WRITTEN TASK:
Exclude any images and output the remaining records exactly.

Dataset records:
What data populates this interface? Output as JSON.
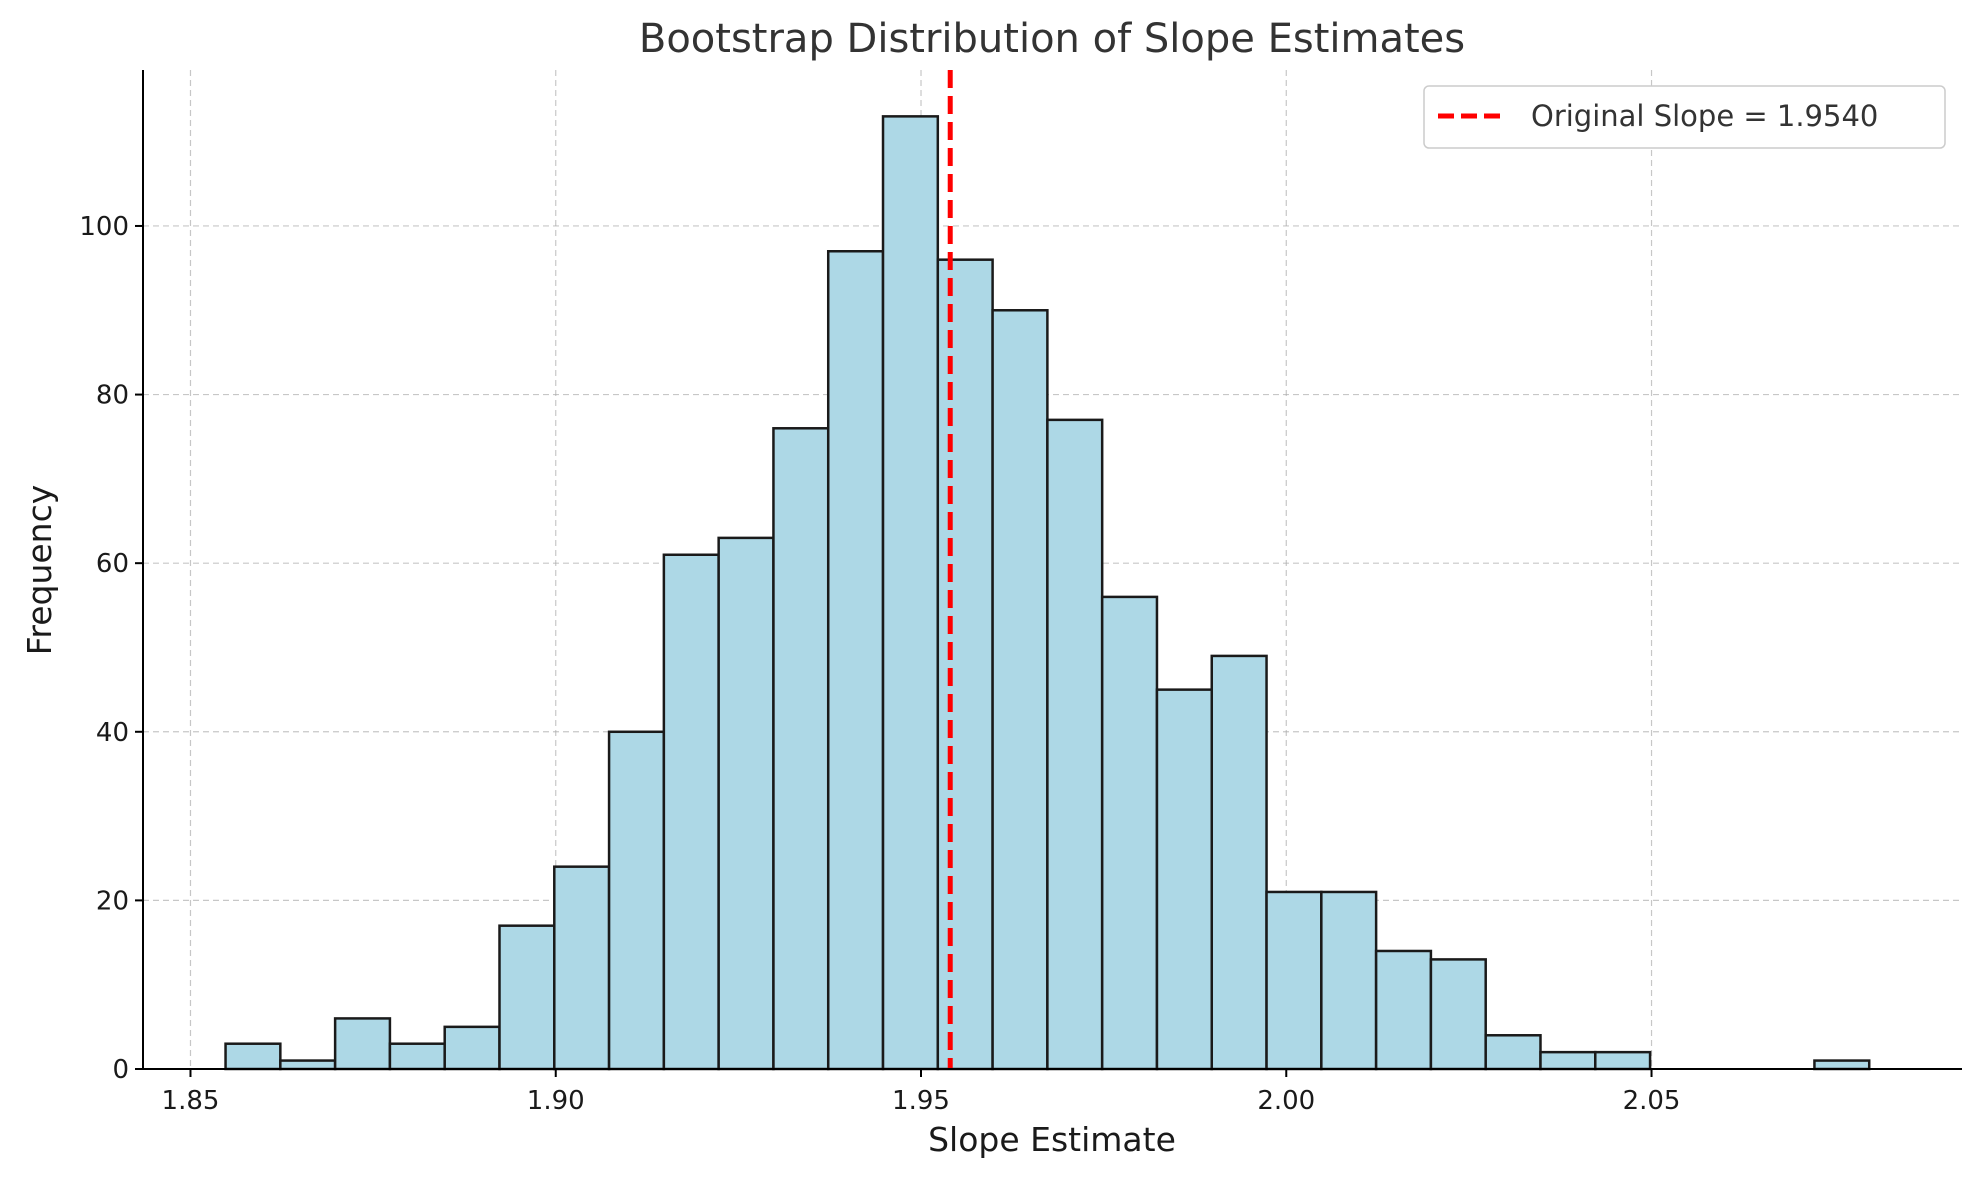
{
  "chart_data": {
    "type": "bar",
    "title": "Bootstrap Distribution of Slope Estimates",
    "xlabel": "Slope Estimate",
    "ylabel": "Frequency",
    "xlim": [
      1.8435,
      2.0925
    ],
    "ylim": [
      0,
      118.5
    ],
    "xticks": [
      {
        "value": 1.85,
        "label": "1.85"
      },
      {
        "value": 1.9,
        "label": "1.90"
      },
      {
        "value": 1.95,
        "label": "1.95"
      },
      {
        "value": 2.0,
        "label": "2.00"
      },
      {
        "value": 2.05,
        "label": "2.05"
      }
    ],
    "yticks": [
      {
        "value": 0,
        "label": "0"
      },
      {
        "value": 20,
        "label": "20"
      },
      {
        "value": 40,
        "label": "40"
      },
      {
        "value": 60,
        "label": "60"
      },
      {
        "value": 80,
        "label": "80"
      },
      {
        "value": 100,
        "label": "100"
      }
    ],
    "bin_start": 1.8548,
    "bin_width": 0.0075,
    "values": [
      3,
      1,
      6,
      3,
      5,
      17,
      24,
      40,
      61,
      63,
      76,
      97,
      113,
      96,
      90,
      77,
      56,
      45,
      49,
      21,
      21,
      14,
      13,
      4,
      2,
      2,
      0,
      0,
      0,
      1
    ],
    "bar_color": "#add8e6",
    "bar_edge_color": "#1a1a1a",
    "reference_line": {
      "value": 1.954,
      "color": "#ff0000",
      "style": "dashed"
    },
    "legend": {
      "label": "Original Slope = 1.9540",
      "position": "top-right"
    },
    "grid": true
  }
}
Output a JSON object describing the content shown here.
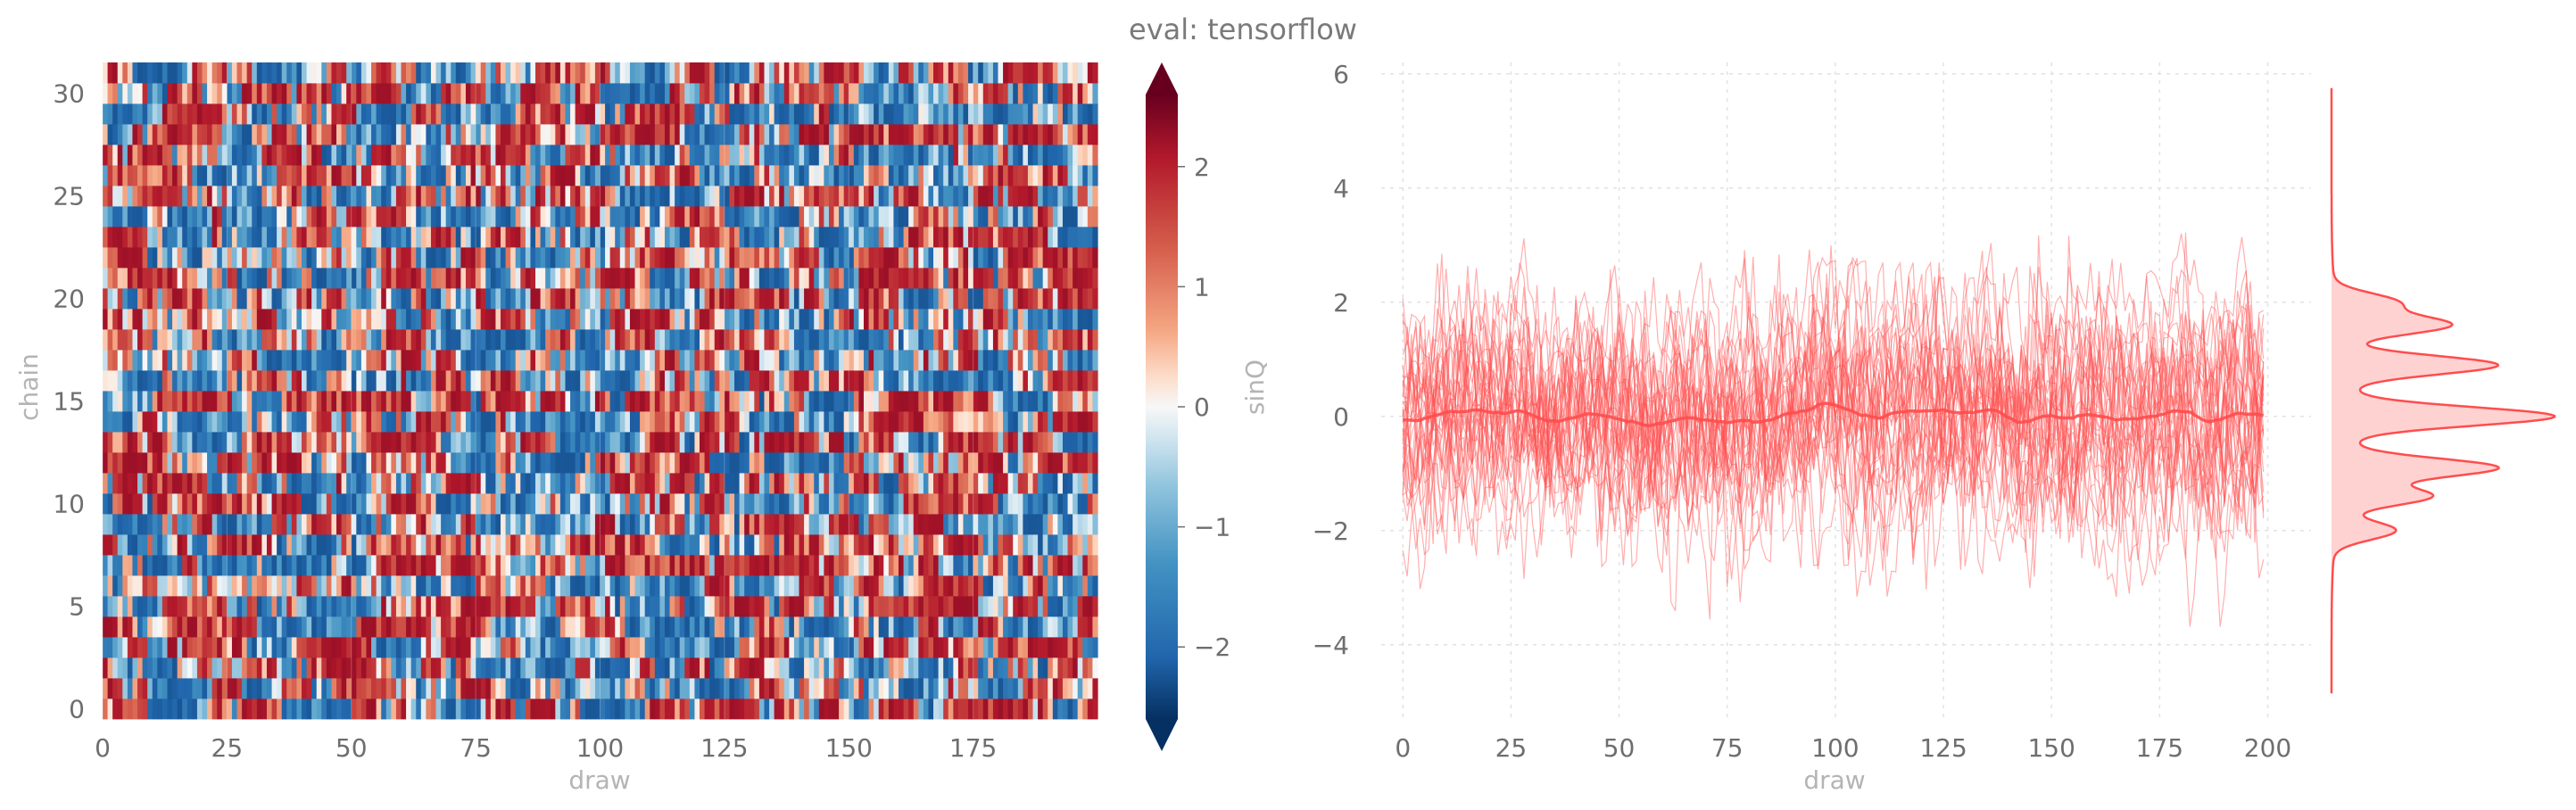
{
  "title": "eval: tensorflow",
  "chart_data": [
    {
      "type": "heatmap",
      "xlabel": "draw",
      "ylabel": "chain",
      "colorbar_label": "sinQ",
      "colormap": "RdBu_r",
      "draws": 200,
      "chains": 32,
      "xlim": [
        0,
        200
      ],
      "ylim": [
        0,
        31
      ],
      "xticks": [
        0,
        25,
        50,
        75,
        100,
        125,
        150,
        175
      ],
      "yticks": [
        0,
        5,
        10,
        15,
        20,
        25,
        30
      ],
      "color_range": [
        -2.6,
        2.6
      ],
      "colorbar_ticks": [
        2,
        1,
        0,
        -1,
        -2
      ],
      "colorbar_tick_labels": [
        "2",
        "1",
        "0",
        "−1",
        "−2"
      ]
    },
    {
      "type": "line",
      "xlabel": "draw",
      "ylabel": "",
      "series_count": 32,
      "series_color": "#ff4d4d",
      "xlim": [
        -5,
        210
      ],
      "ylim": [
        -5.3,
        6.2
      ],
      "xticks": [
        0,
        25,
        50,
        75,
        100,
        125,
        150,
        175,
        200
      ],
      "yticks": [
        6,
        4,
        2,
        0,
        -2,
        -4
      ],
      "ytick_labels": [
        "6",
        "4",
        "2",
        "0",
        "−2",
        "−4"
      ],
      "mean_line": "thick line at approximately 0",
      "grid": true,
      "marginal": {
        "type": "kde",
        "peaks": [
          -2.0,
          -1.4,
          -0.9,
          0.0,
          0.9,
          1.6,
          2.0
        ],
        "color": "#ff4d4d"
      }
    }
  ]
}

THE RESULT:
What data populates this interface? Output as JSON.
{
  "chart_data": {
    "type": "bar",
    "title": "Bootstrap Distribution of Slope Estimates",
    "xlabel": "Slope Estimate",
    "ylabel": "Frequency",
    "xlim": [
      1.8435,
      2.0925
    ],
    "ylim": [
      0,
      118.5
    ],
    "xticks": [
      {
        "value": 1.85,
        "label": "1.85"
      },
      {
        "value": 1.9,
        "label": "1.90"
      },
      {
        "value": 1.95,
        "label": "1.95"
      },
      {
        "value": 2.0,
        "label": "2.00"
      },
      {
        "value": 2.05,
        "label": "2.05"
      }
    ],
    "yticks": [
      {
        "value": 0,
        "label": "0"
      },
      {
        "value": 20,
        "label": "20"
      },
      {
        "value": 40,
        "label": "40"
      },
      {
        "value": 60,
        "label": "60"
      },
      {
        "value": 80,
        "label": "80"
      },
      {
        "value": 100,
        "label": "100"
      }
    ],
    "bin_start": 1.8548,
    "bin_width": 0.0075,
    "values": [
      3,
      1,
      6,
      3,
      5,
      17,
      24,
      40,
      61,
      63,
      76,
      97,
      113,
      96,
      90,
      77,
      56,
      45,
      49,
      21,
      21,
      14,
      13,
      4,
      2,
      2,
      0,
      0,
      0,
      1
    ],
    "bar_color": "#add8e6",
    "bar_edge_color": "#1a1a1a",
    "reference_line": {
      "value": 1.954,
      "color": "#ff0000",
      "style": "dashed"
    },
    "legend": {
      "label": "Original Slope = 1.9540",
      "position": "top-right"
    },
    "grid": true
  }
}
Output a JSON object describing the content shown here.
{
  "title": "eval: tensorflow",
  "chart_data": [
    {
      "type": "heatmap",
      "xlabel": "draw",
      "ylabel": "chain",
      "colorbar_label": "sinQ",
      "colormap": "RdBu_r",
      "draws": 200,
      "chains": 32,
      "xlim": [
        0,
        200
      ],
      "ylim": [
        0,
        31
      ],
      "xticks": [
        0,
        25,
        50,
        75,
        100,
        125,
        150,
        175
      ],
      "yticks": [
        0,
        5,
        10,
        15,
        20,
        25,
        30
      ],
      "color_range": [
        -2.6,
        2.6
      ],
      "colorbar_ticks": [
        2,
        1,
        0,
        -1,
        -2
      ],
      "colorbar_tick_labels": [
        "2",
        "1",
        "0",
        "−1",
        "−2"
      ]
    },
    {
      "type": "line",
      "xlabel": "draw",
      "ylabel": "",
      "series_count": 32,
      "series_color": "#ff4d4d",
      "xlim": [
        -5,
        210
      ],
      "ylim": [
        -5.3,
        6.2
      ],
      "xticks": [
        0,
        25,
        50,
        75,
        100,
        125,
        150,
        175,
        200
      ],
      "yticks": [
        6,
        4,
        2,
        0,
        -2,
        -4
      ],
      "ytick_labels": [
        "6",
        "4",
        "2",
        "0",
        "−2",
        "−4"
      ],
      "mean_line": "thick line at approximately 0",
      "grid": true,
      "marginal": {
        "type": "kde",
        "peaks": [
          -2.0,
          -1.4,
          -0.9,
          0.0,
          0.9,
          1.6,
          2.0
        ],
        "color": "#ff4d4d"
      }
    }
  ]
}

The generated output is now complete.